Will you transcribe all the entries word for word, skipping the pictures they hold?

Records:
++++++++++++++++++++

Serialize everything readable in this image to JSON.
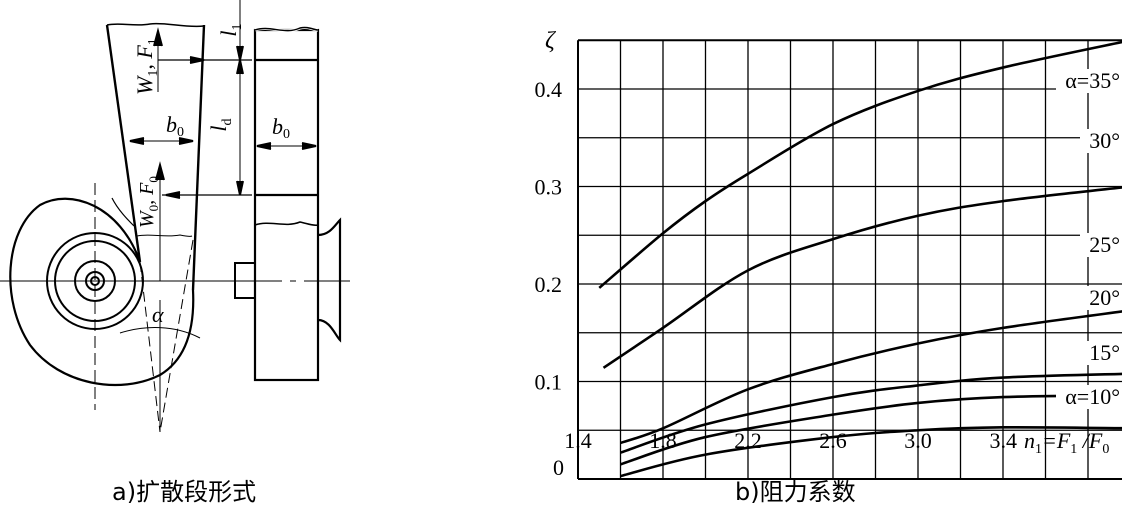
{
  "captions": {
    "a": "a)扩散段形式",
    "b": "b)阻力系数"
  },
  "diagram": {
    "l1": {
      "main": "l",
      "sub": "1"
    },
    "ld": {
      "main": "l",
      "sub": "d"
    },
    "b0_left": {
      "main": "b",
      "sub": "0"
    },
    "b0_right": {
      "main": "b",
      "sub": "0"
    },
    "w1f1": {
      "w": "W",
      "wsub": "1",
      "sep": ", F",
      "fsub": "1"
    },
    "w0f0": {
      "w": "W",
      "wsub": "0",
      "sep": ", F",
      "fsub": "0"
    },
    "alpha": "α"
  },
  "chart_data": {
    "type": "line",
    "title": "",
    "ylabel": "ζ",
    "xlabel": {
      "n": "n",
      "nsub": "1",
      "eq": "=F",
      "f1sub": "1",
      "slash": " /F",
      "f0sub": "0"
    },
    "xlim": [
      1.4,
      4.0
    ],
    "ylim": [
      0,
      0.45
    ],
    "grid": true,
    "x_ticks": [
      "1.4",
      "1.8",
      "2.2",
      "2.6",
      "3.0",
      "3.4"
    ],
    "x_tick_values": [
      1.4,
      1.8,
      2.2,
      2.6,
      3.0,
      3.4
    ],
    "y_ticks": [
      "0",
      "0.1",
      "0.2",
      "0.3",
      "0.4"
    ],
    "y_tick_values": [
      0,
      0.1,
      0.2,
      0.3,
      0.4
    ],
    "series": [
      {
        "name": "α=35°",
        "x": [
          1.5,
          1.8,
          2.0,
          2.2,
          2.6,
          3.0,
          3.4,
          4.0
        ],
        "y": [
          0.196,
          0.252,
          0.285,
          0.313,
          0.364,
          0.398,
          0.422,
          0.45
        ]
      },
      {
        "name": "30°",
        "x": [
          1.52,
          1.8,
          2.2,
          2.6,
          3.0,
          3.4,
          4.0
        ],
        "y": [
          0.114,
          0.155,
          0.214,
          0.246,
          0.27,
          0.285,
          0.3
        ]
      },
      {
        "name": "25°",
        "x": [
          1.6,
          1.8,
          2.2,
          2.6,
          3.0,
          3.4,
          4.0
        ],
        "y": [
          0.037,
          0.052,
          0.092,
          0.118,
          0.139,
          0.155,
          0.173
        ]
      },
      {
        "name": "20°",
        "x": [
          1.6,
          2.0,
          2.6,
          3.0,
          3.4,
          4.0
        ],
        "y": [
          0.027,
          0.056,
          0.084,
          0.096,
          0.104,
          0.108
        ]
      },
      {
        "name": "15°",
        "x": [
          1.6,
          2.0,
          2.6,
          3.0,
          3.4,
          4.0
        ],
        "y": [
          0.015,
          0.043,
          0.066,
          0.078,
          0.084,
          0.086
        ]
      },
      {
        "name": "α=10°",
        "x": [
          1.6,
          2.0,
          2.6,
          3.0,
          3.4,
          4.0
        ],
        "y": [
          0.003,
          0.025,
          0.043,
          0.05,
          0.053,
          0.052
        ]
      }
    ]
  }
}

++++++++++++++++++++

Response to this exercise:
Serialize everything readable in this image to JSON.
{
  "captions": {
    "a": "a)扩散段形式",
    "b": "b)阻力系数"
  },
  "diagram": {
    "l1": {
      "main": "l",
      "sub": "1"
    },
    "ld": {
      "main": "l",
      "sub": "d"
    },
    "b0_left": {
      "main": "b",
      "sub": "0"
    },
    "b0_right": {
      "main": "b",
      "sub": "0"
    },
    "w1f1": {
      "w": "W",
      "wsub": "1",
      "sep": ", F",
      "fsub": "1"
    },
    "w0f0": {
      "w": "W",
      "wsub": "0",
      "sep": ", F",
      "fsub": "0"
    },
    "alpha": "α"
  },
  "chart_data": {
    "type": "line",
    "title": "",
    "ylabel": "ζ",
    "xlabel": {
      "n": "n",
      "nsub": "1",
      "eq": "=F",
      "f1sub": "1",
      "slash": " /F",
      "f0sub": "0"
    },
    "xlim": [
      1.4,
      4.0
    ],
    "ylim": [
      0,
      0.45
    ],
    "grid": true,
    "x_ticks": [
      "1.4",
      "1.8",
      "2.2",
      "2.6",
      "3.0",
      "3.4"
    ],
    "x_tick_values": [
      1.4,
      1.8,
      2.2,
      2.6,
      3.0,
      3.4
    ],
    "y_ticks": [
      "0",
      "0.1",
      "0.2",
      "0.3",
      "0.4"
    ],
    "y_tick_values": [
      0,
      0.1,
      0.2,
      0.3,
      0.4
    ],
    "series": [
      {
        "name": "α=35°",
        "x": [
          1.5,
          1.8,
          2.0,
          2.2,
          2.6,
          3.0,
          3.4,
          4.0
        ],
        "y": [
          0.196,
          0.252,
          0.285,
          0.313,
          0.364,
          0.398,
          0.422,
          0.45
        ]
      },
      {
        "name": "30°",
        "x": [
          1.52,
          1.8,
          2.2,
          2.6,
          3.0,
          3.4,
          4.0
        ],
        "y": [
          0.114,
          0.155,
          0.214,
          0.246,
          0.27,
          0.285,
          0.3
        ]
      },
      {
        "name": "25°",
        "x": [
          1.6,
          1.8,
          2.2,
          2.6,
          3.0,
          3.4,
          4.0
        ],
        "y": [
          0.037,
          0.052,
          0.092,
          0.118,
          0.139,
          0.155,
          0.173
        ]
      },
      {
        "name": "20°",
        "x": [
          1.6,
          2.0,
          2.6,
          3.0,
          3.4,
          4.0
        ],
        "y": [
          0.027,
          0.056,
          0.084,
          0.096,
          0.104,
          0.108
        ]
      },
      {
        "name": "15°",
        "x": [
          1.6,
          2.0,
          2.6,
          3.0,
          3.4,
          4.0
        ],
        "y": [
          0.015,
          0.043,
          0.066,
          0.078,
          0.084,
          0.086
        ]
      },
      {
        "name": "α=10°",
        "x": [
          1.6,
          2.0,
          2.6,
          3.0,
          3.4,
          4.0
        ],
        "y": [
          0.003,
          0.025,
          0.043,
          0.05,
          0.053,
          0.052
        ]
      }
    ]
  }
}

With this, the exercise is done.